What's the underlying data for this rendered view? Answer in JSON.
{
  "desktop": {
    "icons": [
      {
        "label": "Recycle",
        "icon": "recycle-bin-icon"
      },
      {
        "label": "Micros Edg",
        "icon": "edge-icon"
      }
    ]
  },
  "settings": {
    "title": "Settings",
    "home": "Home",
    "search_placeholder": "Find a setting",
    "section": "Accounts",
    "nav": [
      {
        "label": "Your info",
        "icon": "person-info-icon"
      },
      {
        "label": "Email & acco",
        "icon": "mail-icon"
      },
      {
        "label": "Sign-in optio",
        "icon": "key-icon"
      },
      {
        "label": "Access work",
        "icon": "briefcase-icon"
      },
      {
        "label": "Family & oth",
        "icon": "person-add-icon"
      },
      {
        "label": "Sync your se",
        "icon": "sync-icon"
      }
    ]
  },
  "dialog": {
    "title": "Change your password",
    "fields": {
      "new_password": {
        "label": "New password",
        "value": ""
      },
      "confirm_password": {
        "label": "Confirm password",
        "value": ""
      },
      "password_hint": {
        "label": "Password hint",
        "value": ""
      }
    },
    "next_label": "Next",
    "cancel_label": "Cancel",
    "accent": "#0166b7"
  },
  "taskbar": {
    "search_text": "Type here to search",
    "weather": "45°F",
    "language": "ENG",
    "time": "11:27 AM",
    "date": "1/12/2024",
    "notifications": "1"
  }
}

^^^^^^^^

### Stated exercise
Each line in the material above must be retyped without alteration.

### The solution
What's the underlying data for this rendered view? Answer in JSON.
{
  "desktop": {
    "icons": [
      {
        "label": "Recycle",
        "icon": "recycle-bin-icon"
      },
      {
        "label": "Micros Edg",
        "icon": "edge-icon"
      }
    ]
  },
  "settings": {
    "title": "Settings",
    "home": "Home",
    "search_placeholder": "Find a setting",
    "section": "Accounts",
    "nav": [
      {
        "label": "Your info",
        "icon": "person-info-icon"
      },
      {
        "label": "Email & acco",
        "icon": "mail-icon"
      },
      {
        "label": "Sign-in optio",
        "icon": "key-icon"
      },
      {
        "label": "Access work",
        "icon": "briefcase-icon"
      },
      {
        "label": "Family & oth",
        "icon": "person-add-icon"
      },
      {
        "label": "Sync your se",
        "icon": "sync-icon"
      }
    ]
  },
  "dialog": {
    "title": "Change your password",
    "fields": {
      "new_password": {
        "label": "New password",
        "value": ""
      },
      "confirm_password": {
        "label": "Confirm password",
        "value": ""
      },
      "password_hint": {
        "label": "Password hint",
        "value": ""
      }
    },
    "next_label": "Next",
    "cancel_label": "Cancel",
    "accent": "#0166b7"
  },
  "taskbar": {
    "search_text": "Type here to search",
    "weather": "45°F",
    "language": "ENG",
    "time": "11:27 AM",
    "date": "1/12/2024",
    "notifications": "1"
  }
}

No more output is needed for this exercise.